> _Provided data_
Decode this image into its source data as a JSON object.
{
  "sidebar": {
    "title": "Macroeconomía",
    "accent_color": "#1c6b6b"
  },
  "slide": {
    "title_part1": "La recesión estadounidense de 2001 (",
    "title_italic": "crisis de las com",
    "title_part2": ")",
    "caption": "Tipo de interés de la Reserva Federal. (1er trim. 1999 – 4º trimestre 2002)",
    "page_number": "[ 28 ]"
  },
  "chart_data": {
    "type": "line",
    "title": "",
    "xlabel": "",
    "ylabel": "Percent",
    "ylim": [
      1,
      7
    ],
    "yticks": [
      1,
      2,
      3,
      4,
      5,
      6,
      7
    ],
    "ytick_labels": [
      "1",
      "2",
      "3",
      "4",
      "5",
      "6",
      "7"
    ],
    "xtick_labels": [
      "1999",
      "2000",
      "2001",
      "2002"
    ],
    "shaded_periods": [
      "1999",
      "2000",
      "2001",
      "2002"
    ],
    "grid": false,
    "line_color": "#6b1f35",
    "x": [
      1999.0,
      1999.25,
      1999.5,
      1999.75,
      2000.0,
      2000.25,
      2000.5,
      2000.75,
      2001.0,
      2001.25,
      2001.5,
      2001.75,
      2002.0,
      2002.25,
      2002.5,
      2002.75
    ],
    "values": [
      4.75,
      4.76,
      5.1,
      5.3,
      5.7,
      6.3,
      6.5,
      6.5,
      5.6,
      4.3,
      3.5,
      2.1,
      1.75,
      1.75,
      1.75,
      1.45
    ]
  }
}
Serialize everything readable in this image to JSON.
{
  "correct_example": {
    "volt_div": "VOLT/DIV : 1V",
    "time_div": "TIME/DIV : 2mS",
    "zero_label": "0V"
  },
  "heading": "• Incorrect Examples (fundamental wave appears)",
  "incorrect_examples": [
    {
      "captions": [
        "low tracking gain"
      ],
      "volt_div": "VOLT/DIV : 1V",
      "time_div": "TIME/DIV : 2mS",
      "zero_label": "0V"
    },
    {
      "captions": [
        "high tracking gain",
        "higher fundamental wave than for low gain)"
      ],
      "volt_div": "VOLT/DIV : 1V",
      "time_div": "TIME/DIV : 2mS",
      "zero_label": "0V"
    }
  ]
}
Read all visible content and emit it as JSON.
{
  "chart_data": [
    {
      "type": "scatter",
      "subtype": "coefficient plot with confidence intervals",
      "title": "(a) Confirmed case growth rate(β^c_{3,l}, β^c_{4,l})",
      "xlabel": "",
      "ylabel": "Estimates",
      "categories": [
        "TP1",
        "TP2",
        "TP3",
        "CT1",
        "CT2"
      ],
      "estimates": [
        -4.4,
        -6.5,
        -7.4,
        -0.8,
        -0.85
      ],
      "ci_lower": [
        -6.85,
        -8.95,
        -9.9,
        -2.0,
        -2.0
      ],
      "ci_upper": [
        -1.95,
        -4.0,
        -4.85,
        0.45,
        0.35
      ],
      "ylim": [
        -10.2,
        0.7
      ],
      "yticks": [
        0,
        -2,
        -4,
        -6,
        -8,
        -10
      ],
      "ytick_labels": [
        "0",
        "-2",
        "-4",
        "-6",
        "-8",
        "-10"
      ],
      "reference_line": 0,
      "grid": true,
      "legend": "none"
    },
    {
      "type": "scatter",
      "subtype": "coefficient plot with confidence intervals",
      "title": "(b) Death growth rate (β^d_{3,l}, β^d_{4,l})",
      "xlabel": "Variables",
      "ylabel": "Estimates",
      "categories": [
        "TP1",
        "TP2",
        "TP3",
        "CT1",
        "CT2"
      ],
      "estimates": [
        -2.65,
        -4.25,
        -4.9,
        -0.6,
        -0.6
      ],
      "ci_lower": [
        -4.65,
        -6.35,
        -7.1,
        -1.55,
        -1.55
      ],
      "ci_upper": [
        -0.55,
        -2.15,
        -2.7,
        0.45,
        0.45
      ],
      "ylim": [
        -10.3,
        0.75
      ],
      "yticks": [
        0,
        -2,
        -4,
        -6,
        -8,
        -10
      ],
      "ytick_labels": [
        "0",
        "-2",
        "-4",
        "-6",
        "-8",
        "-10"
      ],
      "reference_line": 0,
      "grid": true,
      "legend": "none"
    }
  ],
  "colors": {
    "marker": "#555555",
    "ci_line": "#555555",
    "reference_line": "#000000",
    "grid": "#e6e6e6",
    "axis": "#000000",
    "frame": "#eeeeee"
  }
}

> _What you have to do_
From the records above, please extract every line and repeat it exactly.

> _Result_
Decode this image into its source data as a JSON object.
{
  "sidebar": {
    "title": "Macroeconomía",
    "accent_color": "#1c6b6b"
  },
  "slide": {
    "title_part1": "La recesión estadounidense de 2001 (",
    "title_italic": "crisis de las com",
    "title_part2": ")",
    "caption": "Tipo de interés de la Reserva Federal. (1er trim. 1999 – 4º trimestre 2002)",
    "page_number": "[ 28 ]"
  },
  "chart_data": {
    "type": "line",
    "title": "",
    "xlabel": "",
    "ylabel": "Percent",
    "ylim": [
      1,
      7
    ],
    "yticks": [
      1,
      2,
      3,
      4,
      5,
      6,
      7
    ],
    "ytick_labels": [
      "1",
      "2",
      "3",
      "4",
      "5",
      "6",
      "7"
    ],
    "xtick_labels": [
      "1999",
      "2000",
      "2001",
      "2002"
    ],
    "shaded_periods": [
      "1999",
      "2000",
      "2001",
      "2002"
    ],
    "grid": false,
    "line_color": "#6b1f35",
    "x": [
      1999.0,
      1999.25,
      1999.5,
      1999.75,
      2000.0,
      2000.25,
      2000.5,
      2000.75,
      2001.0,
      2001.25,
      2001.5,
      2001.75,
      2002.0,
      2002.25,
      2002.5,
      2002.75
    ],
    "values": [
      4.75,
      4.76,
      5.1,
      5.3,
      5.7,
      6.3,
      6.5,
      6.5,
      5.6,
      4.3,
      3.5,
      2.1,
      1.75,
      1.75,
      1.75,
      1.45
    ]
  }
}
Serialize everything readable in this image to JSON.
{
  "correct_example": {
    "volt_div": "VOLT/DIV : 1V",
    "time_div": "TIME/DIV : 2mS",
    "zero_label": "0V"
  },
  "heading": "• Incorrect Examples (fundamental wave appears)",
  "incorrect_examples": [
    {
      "captions": [
        "low tracking gain"
      ],
      "volt_div": "VOLT/DIV : 1V",
      "time_div": "TIME/DIV : 2mS",
      "zero_label": "0V"
    },
    {
      "captions": [
        "high tracking gain",
        "higher fundamental wave than for low gain)"
      ],
      "volt_div": "VOLT/DIV : 1V",
      "time_div": "TIME/DIV : 2mS",
      "zero_label": "0V"
    }
  ]
}
Read all visible content and emit it as JSON.
{
  "chart_data": [
    {
      "type": "scatter",
      "subtype": "coefficient plot with confidence intervals",
      "title": "(a) Confirmed case growth rate(β^c_{3,l}, β^c_{4,l})",
      "xlabel": "",
      "ylabel": "Estimates",
      "categories": [
        "TP1",
        "TP2",
        "TP3",
        "CT1",
        "CT2"
      ],
      "estimates": [
        -4.4,
        -6.5,
        -7.4,
        -0.8,
        -0.85
      ],
      "ci_lower": [
        -6.85,
        -8.95,
        -9.9,
        -2.0,
        -2.0
      ],
      "ci_upper": [
        -1.95,
        -4.0,
        -4.85,
        0.45,
        0.35
      ],
      "ylim": [
        -10.2,
        0.7
      ],
      "yticks": [
        0,
        -2,
        -4,
        -6,
        -8,
        -10
      ],
      "ytick_labels": [
        "0",
        "-2",
        "-4",
        "-6",
        "-8",
        "-10"
      ],
      "reference_line": 0,
      "grid": true,
      "legend": "none"
    },
    {
      "type": "scatter",
      "subtype": "coefficient plot with confidence intervals",
      "title": "(b) Death growth rate (β^d_{3,l}, β^d_{4,l})",
      "xlabel": "Variables",
      "ylabel": "Estimates",
      "categories": [
        "TP1",
        "TP2",
        "TP3",
        "CT1",
        "CT2"
      ],
      "estimates": [
        -2.65,
        -4.25,
        -4.9,
        -0.6,
        -0.6
      ],
      "ci_lower": [
        -4.65,
        -6.35,
        -7.1,
        -1.55,
        -1.55
      ],
      "ci_upper": [
        -0.55,
        -2.15,
        -2.7,
        0.45,
        0.45
      ],
      "ylim": [
        -10.3,
        0.75
      ],
      "yticks": [
        0,
        -2,
        -4,
        -6,
        -8,
        -10
      ],
      "ytick_labels": [
        "0",
        "-2",
        "-4",
        "-6",
        "-8",
        "-10"
      ],
      "reference_line": 0,
      "grid": true,
      "legend": "none"
    }
  ],
  "colors": {
    "marker": "#555555",
    "ci_line": "#555555",
    "reference_line": "#000000",
    "grid": "#e6e6e6",
    "axis": "#000000",
    "frame": "#eeeeee"
  }
}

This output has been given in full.